╔══
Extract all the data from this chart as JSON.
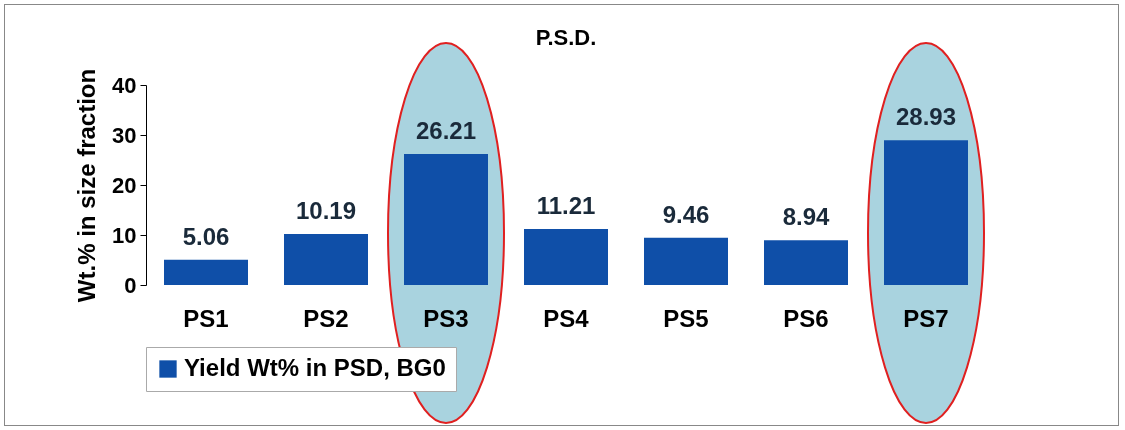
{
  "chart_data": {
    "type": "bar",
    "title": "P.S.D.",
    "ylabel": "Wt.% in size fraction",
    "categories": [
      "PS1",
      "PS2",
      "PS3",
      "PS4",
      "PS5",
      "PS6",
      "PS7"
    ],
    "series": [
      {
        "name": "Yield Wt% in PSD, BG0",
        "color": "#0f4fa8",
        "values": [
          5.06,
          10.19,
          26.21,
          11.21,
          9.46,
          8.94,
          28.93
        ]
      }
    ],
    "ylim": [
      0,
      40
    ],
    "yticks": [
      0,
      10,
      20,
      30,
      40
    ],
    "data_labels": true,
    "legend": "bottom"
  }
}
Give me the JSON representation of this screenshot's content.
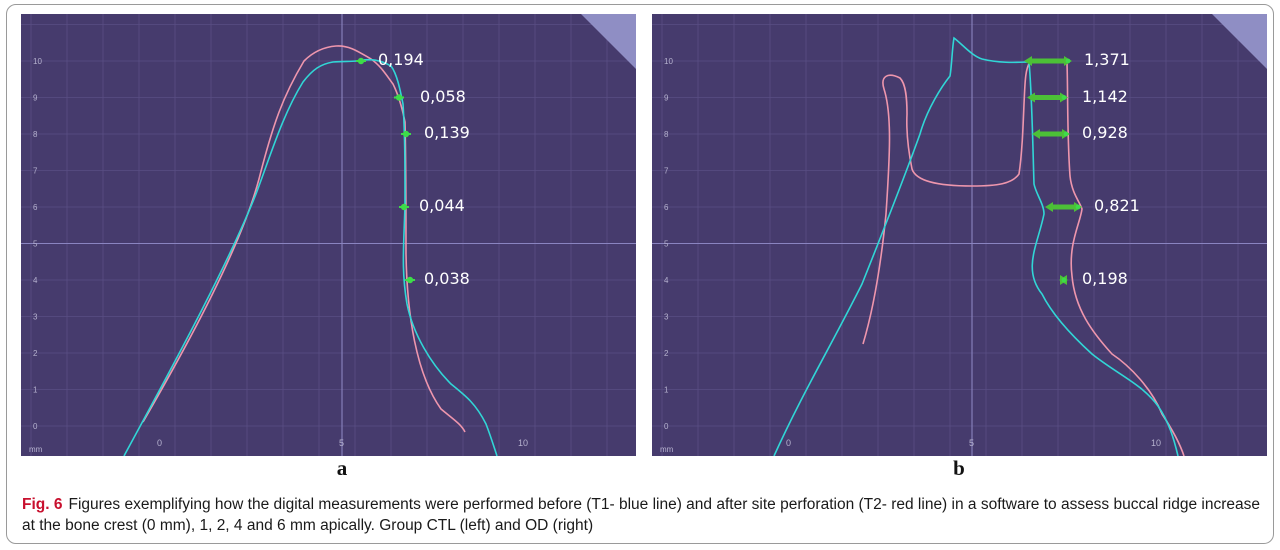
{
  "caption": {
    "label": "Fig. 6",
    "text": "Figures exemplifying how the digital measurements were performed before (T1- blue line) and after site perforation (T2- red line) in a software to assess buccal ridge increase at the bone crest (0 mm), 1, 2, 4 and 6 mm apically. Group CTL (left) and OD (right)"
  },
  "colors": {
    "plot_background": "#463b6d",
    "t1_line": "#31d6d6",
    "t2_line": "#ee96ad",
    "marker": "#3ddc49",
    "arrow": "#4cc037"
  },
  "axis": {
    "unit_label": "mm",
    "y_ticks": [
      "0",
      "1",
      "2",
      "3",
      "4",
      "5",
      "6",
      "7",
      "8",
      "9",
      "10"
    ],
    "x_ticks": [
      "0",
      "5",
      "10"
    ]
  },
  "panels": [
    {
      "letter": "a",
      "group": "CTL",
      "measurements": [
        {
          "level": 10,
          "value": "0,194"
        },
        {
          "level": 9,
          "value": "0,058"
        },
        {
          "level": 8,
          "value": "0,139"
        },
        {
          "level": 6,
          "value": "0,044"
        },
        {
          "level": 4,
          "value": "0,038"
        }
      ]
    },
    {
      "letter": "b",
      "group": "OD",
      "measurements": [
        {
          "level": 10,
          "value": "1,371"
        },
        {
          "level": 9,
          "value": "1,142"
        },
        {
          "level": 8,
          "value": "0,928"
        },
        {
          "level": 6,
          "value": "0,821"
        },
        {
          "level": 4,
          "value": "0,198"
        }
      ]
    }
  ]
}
╚══
* **Problem requirements**
Retype the data above exactly; pictures are not part of the copy.

* **Answer to this task**
Extract all the data from this chart as JSON.
{
  "chart_data": {
    "type": "bar",
    "title": "P.S.D.",
    "ylabel": "Wt.% in size fraction",
    "categories": [
      "PS1",
      "PS2",
      "PS3",
      "PS4",
      "PS5",
      "PS6",
      "PS7"
    ],
    "series": [
      {
        "name": "Yield Wt% in PSD, BG0",
        "color": "#0f4fa8",
        "values": [
          5.06,
          10.19,
          26.21,
          11.21,
          9.46,
          8.94,
          28.93
        ]
      }
    ],
    "ylim": [
      0,
      40
    ],
    "yticks": [
      0,
      10,
      20,
      30,
      40
    ],
    "data_labels": true,
    "legend": "bottom"
  }
}
Give me the JSON representation of this screenshot's content.
{
  "caption": {
    "label": "Fig. 6",
    "text": "Figures exemplifying how the digital measurements were performed before (T1- blue line) and after site perforation (T2- red line) in a software to assess buccal ridge increase at the bone crest (0 mm), 1, 2, 4 and 6 mm apically. Group CTL (left) and OD (right)"
  },
  "colors": {
    "plot_background": "#463b6d",
    "t1_line": "#31d6d6",
    "t2_line": "#ee96ad",
    "marker": "#3ddc49",
    "arrow": "#4cc037"
  },
  "axis": {
    "unit_label": "mm",
    "y_ticks": [
      "0",
      "1",
      "2",
      "3",
      "4",
      "5",
      "6",
      "7",
      "8",
      "9",
      "10"
    ],
    "x_ticks": [
      "0",
      "5",
      "10"
    ]
  },
  "panels": [
    {
      "letter": "a",
      "group": "CTL",
      "measurements": [
        {
          "level": 10,
          "value": "0,194"
        },
        {
          "level": 9,
          "value": "0,058"
        },
        {
          "level": 8,
          "value": "0,139"
        },
        {
          "level": 6,
          "value": "0,044"
        },
        {
          "level": 4,
          "value": "0,038"
        }
      ]
    },
    {
      "letter": "b",
      "group": "OD",
      "measurements": [
        {
          "level": 10,
          "value": "1,371"
        },
        {
          "level": 9,
          "value": "1,142"
        },
        {
          "level": 8,
          "value": "0,928"
        },
        {
          "level": 6,
          "value": "0,821"
        },
        {
          "level": 4,
          "value": "0,198"
        }
      ]
    }
  ]
}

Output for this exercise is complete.